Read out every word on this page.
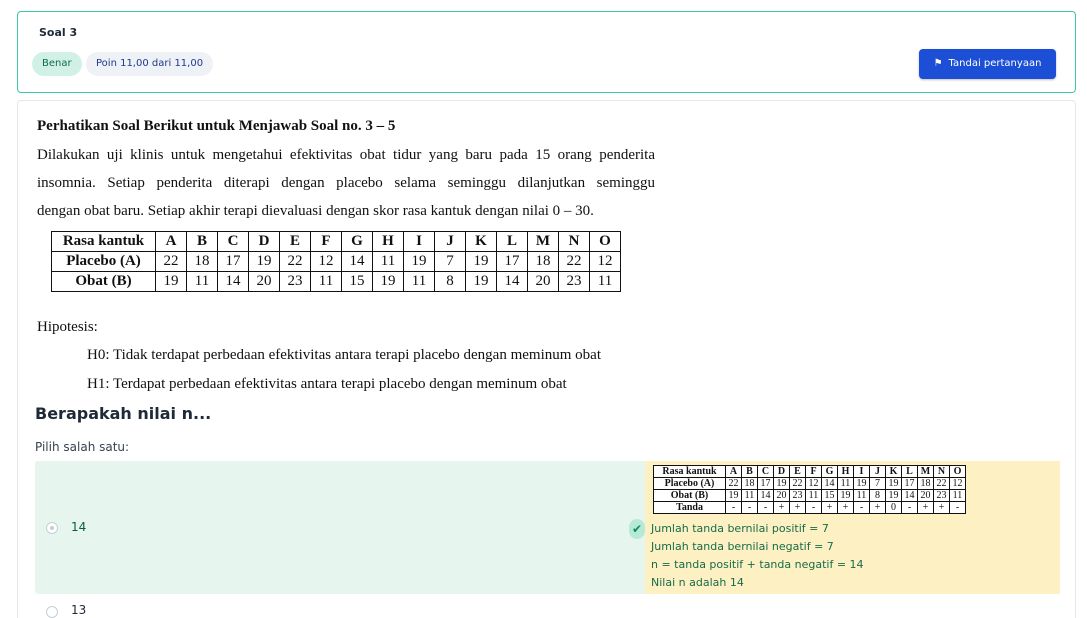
Soal 3
Benar	Poin 11,00 dari 11,00	⚑ Tandai pertanyaan
Perhatikan Soal Berikut untuk Menjawab Soal no. 3 – 5
Dilakukan uji klinis untuk mengetahui efektivitas obat tidur yang baru pada 15 orang penderita
insomnia. Setiap penderita diterapi dengan placebo selama seminggu dilanjutkan seminggu
dengan obat baru. Setiap akhir terapi dievaluasi dengan skor rasa kantuk dengan nilai 0 – 30.
Rasa kantuk	A	B	C	D	E	F	G	H	I	J	K	L	M	N	O
Placebo (A)	22	18	17	19	22	12	14	11	19	7	19	17	18	22	12
Obat (B)	19	11	14	20	23	11	15	19	11	8	19	14	20	23	11
Hipotesis:
H0: Tidak terdapat perbedaan efektivitas antara terapi placebo dengan meminum obat
H1: Terdapat perbedaan efektivitas antara terapi placebo dengan meminum obat
Berapakah nilai n...
Pilih salah satu:
14	✔
Rasa kantuk	A	B	C	D	E	F	G	H	I	J	K	L	M	N	O
Placebo (A)	22	18	17	19	22	12	14	11	19	7	19	17	18	22	12
Obat (B)	19	11	14	20	23	11	15	19	11	8	19	14	20	23	11
Tanda	-	-	-	+	+	-	+	+	-	+	0	-	+	+	-
Jumlah tanda bernilai positif = 7
Jumlah tanda bernilai negatif = 7
n = tanda positif + tanda negatif = 14
Nilai n adalah 14
13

^^^^

(Task objective) Leave out all pictures, then copy the remaining material exactly.

(Response below)
Read out every word on this page.
Soal 3
Benar	Poin 11,00 dari 11,00	⚑ Tandai pertanyaan
Perhatikan Soal Berikut untuk Menjawab Soal no. 3 – 5
Dilakukan uji klinis untuk mengetahui efektivitas obat tidur yang baru pada 15 orang penderita
insomnia. Setiap penderita diterapi dengan placebo selama seminggu dilanjutkan seminggu
dengan obat baru. Setiap akhir terapi dievaluasi dengan skor rasa kantuk dengan nilai 0 – 30.
Rasa kantuk	A	B	C	D	E	F	G	H	I	J	K	L	M	N	O
Placebo (A)	22	18	17	19	22	12	14	11	19	7	19	17	18	22	12
Obat (B)	19	11	14	20	23	11	15	19	11	8	19	14	20	23	11
Hipotesis:
H0: Tidak terdapat perbedaan efektivitas antara terapi placebo dengan meminum obat
H1: Terdapat perbedaan efektivitas antara terapi placebo dengan meminum obat
Berapakah nilai n...
Pilih salah satu:
14	✔
Rasa kantuk	A	B	C	D	E	F	G	H	I	J	K	L	M	N	O
Placebo (A)	22	18	17	19	22	12	14	11	19	7	19	17	18	22	12
Obat (B)	19	11	14	20	23	11	15	19	11	8	19	14	20	23	11
Tanda	-	-	-	+	+	-	+	+	-	+	0	-	+	+	-
Jumlah tanda bernilai positif = 7
Jumlah tanda bernilai negatif = 7
n = tanda positif + tanda negatif = 14
Nilai n adalah 14
13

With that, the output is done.